* **GIVEN TASK**: Look through the listing for the word "rETRmax". Copy each line that has it.

================

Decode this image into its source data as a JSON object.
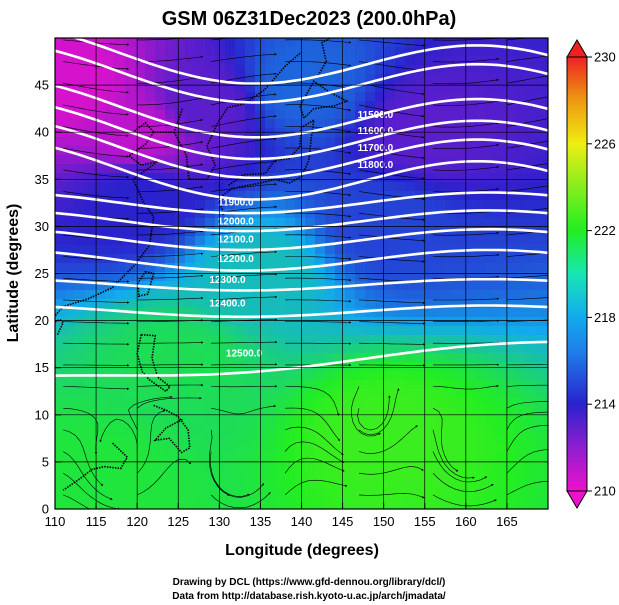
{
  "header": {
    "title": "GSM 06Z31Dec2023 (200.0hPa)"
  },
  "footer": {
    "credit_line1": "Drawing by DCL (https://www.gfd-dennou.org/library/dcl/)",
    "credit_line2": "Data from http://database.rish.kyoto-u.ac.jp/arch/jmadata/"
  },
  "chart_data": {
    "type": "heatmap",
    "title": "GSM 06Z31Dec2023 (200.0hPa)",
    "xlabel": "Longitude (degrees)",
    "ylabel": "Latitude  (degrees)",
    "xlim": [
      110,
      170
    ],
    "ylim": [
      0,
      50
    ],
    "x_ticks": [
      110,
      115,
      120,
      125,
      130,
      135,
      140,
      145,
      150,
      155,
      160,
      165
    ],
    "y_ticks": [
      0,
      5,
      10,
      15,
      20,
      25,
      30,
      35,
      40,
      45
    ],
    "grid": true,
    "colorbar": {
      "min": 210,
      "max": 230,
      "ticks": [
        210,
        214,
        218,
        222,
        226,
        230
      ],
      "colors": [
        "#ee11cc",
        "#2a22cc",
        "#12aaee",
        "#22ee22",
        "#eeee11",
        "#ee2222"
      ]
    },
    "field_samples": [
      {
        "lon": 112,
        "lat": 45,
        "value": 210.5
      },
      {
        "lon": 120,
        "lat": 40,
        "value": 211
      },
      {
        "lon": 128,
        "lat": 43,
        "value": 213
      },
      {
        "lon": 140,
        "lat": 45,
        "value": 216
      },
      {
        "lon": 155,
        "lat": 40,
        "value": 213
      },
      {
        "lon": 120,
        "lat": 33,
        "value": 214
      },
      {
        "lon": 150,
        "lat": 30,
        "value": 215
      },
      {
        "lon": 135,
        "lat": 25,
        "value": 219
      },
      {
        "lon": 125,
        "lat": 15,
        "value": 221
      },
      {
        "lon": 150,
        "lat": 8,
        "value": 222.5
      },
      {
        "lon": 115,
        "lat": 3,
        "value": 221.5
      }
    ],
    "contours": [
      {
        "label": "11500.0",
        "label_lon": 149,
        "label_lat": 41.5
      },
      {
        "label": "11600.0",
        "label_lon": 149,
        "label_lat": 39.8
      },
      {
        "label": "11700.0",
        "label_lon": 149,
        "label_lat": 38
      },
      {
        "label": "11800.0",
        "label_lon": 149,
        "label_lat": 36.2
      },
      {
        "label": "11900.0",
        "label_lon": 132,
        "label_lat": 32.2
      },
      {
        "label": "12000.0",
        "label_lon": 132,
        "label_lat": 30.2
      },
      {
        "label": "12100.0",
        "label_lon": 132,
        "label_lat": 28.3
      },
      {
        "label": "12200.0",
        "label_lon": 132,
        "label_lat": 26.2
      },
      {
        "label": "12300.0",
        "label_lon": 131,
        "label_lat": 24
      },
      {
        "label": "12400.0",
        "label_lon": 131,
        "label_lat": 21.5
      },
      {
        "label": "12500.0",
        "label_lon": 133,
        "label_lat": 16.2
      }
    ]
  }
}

================

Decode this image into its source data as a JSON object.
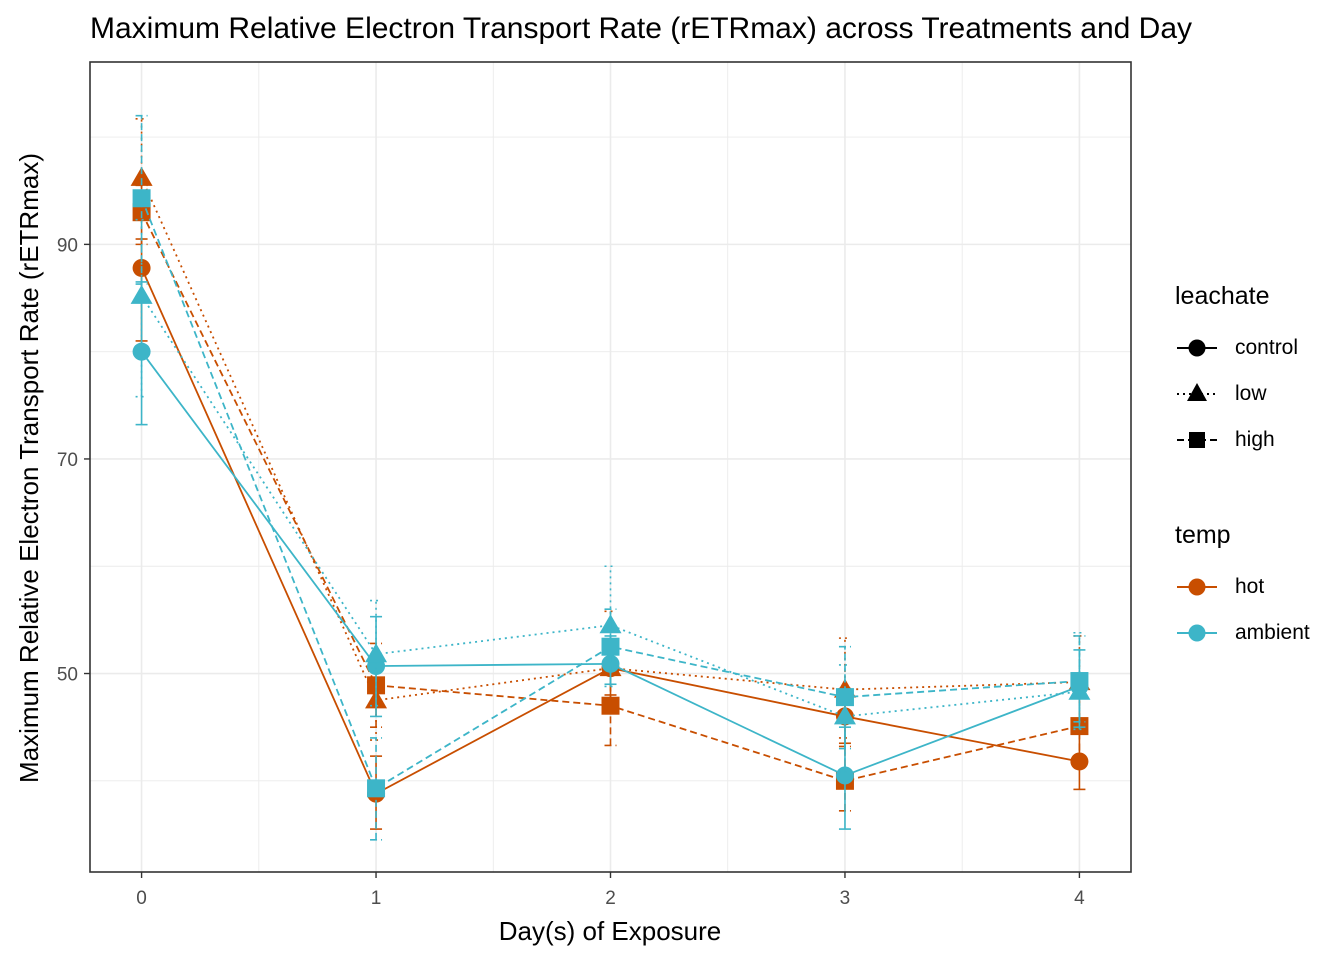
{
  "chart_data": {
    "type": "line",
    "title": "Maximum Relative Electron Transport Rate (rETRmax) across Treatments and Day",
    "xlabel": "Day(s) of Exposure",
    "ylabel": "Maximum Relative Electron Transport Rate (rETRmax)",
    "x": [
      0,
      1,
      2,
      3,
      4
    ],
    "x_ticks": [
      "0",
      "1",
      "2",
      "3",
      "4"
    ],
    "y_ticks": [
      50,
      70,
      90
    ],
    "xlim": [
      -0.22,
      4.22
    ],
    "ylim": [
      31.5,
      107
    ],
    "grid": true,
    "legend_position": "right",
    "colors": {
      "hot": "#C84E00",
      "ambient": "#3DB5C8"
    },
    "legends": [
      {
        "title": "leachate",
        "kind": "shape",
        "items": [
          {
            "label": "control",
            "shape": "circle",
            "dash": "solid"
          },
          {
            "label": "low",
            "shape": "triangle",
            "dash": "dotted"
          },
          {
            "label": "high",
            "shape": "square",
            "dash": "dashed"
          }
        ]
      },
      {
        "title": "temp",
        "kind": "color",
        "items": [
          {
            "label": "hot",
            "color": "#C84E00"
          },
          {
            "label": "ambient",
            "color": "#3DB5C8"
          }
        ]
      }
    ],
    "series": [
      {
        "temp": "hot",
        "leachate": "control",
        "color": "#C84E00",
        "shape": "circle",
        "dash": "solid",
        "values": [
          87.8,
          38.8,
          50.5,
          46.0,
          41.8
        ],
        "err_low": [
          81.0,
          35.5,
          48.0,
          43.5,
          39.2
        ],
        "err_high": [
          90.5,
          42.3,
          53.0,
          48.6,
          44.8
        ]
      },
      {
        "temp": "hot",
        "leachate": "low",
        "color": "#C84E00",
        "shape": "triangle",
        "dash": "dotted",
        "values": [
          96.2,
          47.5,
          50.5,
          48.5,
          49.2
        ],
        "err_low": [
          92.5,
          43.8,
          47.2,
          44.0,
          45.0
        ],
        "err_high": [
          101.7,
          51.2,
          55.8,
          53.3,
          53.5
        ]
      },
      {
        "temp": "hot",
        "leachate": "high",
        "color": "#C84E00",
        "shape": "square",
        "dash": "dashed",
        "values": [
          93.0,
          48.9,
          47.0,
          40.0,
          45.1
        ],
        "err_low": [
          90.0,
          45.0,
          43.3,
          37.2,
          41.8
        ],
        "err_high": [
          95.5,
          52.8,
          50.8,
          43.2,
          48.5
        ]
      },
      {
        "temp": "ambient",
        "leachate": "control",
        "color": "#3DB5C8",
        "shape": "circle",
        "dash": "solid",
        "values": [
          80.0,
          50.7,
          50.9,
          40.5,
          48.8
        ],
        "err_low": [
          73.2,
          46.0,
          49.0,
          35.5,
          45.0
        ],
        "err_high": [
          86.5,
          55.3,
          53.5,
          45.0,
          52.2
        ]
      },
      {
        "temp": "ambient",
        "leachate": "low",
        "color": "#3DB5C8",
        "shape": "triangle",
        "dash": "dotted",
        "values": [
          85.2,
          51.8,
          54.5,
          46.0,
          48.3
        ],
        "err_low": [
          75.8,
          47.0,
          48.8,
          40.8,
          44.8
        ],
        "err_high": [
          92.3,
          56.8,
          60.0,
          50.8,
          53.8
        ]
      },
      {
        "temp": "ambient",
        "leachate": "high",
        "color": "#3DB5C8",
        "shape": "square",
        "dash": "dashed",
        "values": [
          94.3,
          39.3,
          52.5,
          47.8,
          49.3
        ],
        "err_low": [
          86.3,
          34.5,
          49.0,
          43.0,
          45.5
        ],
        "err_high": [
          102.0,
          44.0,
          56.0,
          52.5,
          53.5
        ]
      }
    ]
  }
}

================

* **EXERCISE SOLUTION**:
    "title": "Maximum Relative Electron Transport Rate (rETRmax) across Treatments and Day",
    "ylabel": "Maximum Relative Electron Transport Rate (rETRmax)",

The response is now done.